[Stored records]
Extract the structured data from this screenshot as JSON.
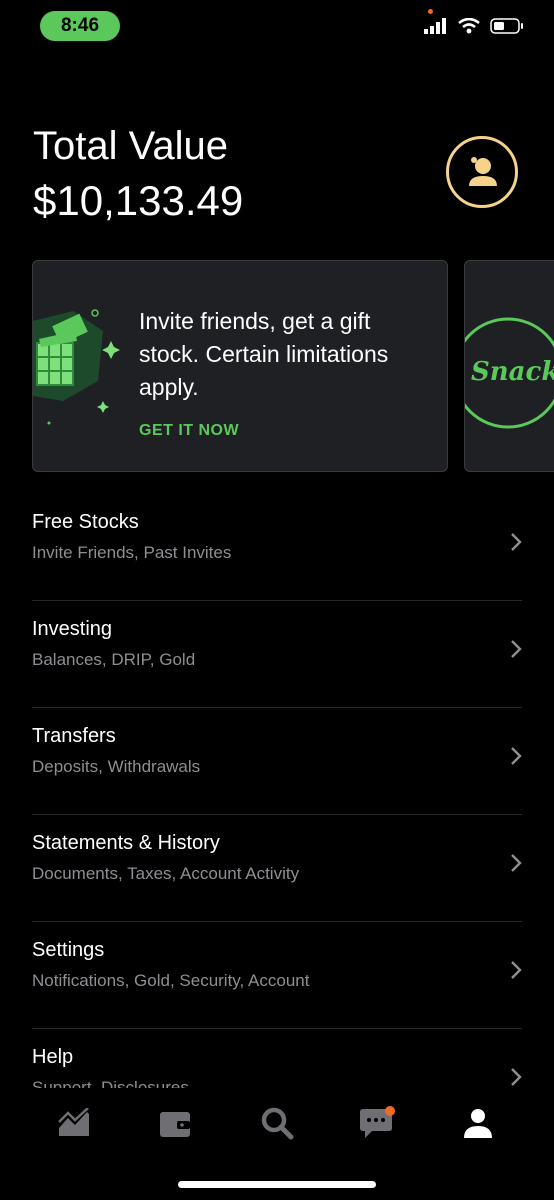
{
  "status_bar": {
    "time": "8:46"
  },
  "header": {
    "title": "Total Value",
    "total_value": "$10,133.49"
  },
  "promo": {
    "text": "Invite friends, get a gift stock. Certain limitations apply.",
    "cta": "GET IT NOW",
    "next_card_logo_text": "Snacks"
  },
  "menu": [
    {
      "title": "Free Stocks",
      "subtitle": "Invite Friends, Past Invites"
    },
    {
      "title": "Investing",
      "subtitle": "Balances, DRIP, Gold"
    },
    {
      "title": "Transfers",
      "subtitle": "Deposits, Withdrawals"
    },
    {
      "title": "Statements & History",
      "subtitle": "Documents, Taxes, Account Activity"
    },
    {
      "title": "Settings",
      "subtitle": "Notifications, Gold, Security, Account"
    },
    {
      "title": "Help",
      "subtitle": "Support, Disclosures"
    }
  ],
  "tabbar": {
    "items": [
      "chart-icon",
      "wallet-icon",
      "search-icon",
      "messages-icon",
      "profile-icon"
    ],
    "active": "profile-icon"
  },
  "colors": {
    "accent_green": "#5ac85a",
    "gold": "#f5d38a",
    "notification": "#f26a21"
  }
}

» **Set exercise**
Could you repeat all of the material exactly? Pictures should not be copied.

» **Response**
Extract the structured data from this screenshot as JSON.
{
  "status_bar": {
    "time": "8:46"
  },
  "header": {
    "title": "Total Value",
    "total_value": "$10,133.49"
  },
  "promo": {
    "text": "Invite friends, get a gift stock. Certain limitations apply.",
    "cta": "GET IT NOW",
    "next_card_logo_text": "Snacks"
  },
  "menu": [
    {
      "title": "Free Stocks",
      "subtitle": "Invite Friends, Past Invites"
    },
    {
      "title": "Investing",
      "subtitle": "Balances, DRIP, Gold"
    },
    {
      "title": "Transfers",
      "subtitle": "Deposits, Withdrawals"
    },
    {
      "title": "Statements & History",
      "subtitle": "Documents, Taxes, Account Activity"
    },
    {
      "title": "Settings",
      "subtitle": "Notifications, Gold, Security, Account"
    },
    {
      "title": "Help",
      "subtitle": "Support, Disclosures"
    }
  ],
  "tabbar": {
    "items": [
      "chart-icon",
      "wallet-icon",
      "search-icon",
      "messages-icon",
      "profile-icon"
    ],
    "active": "profile-icon"
  },
  "colors": {
    "accent_green": "#5ac85a",
    "gold": "#f5d38a",
    "notification": "#f26a21"
  }
}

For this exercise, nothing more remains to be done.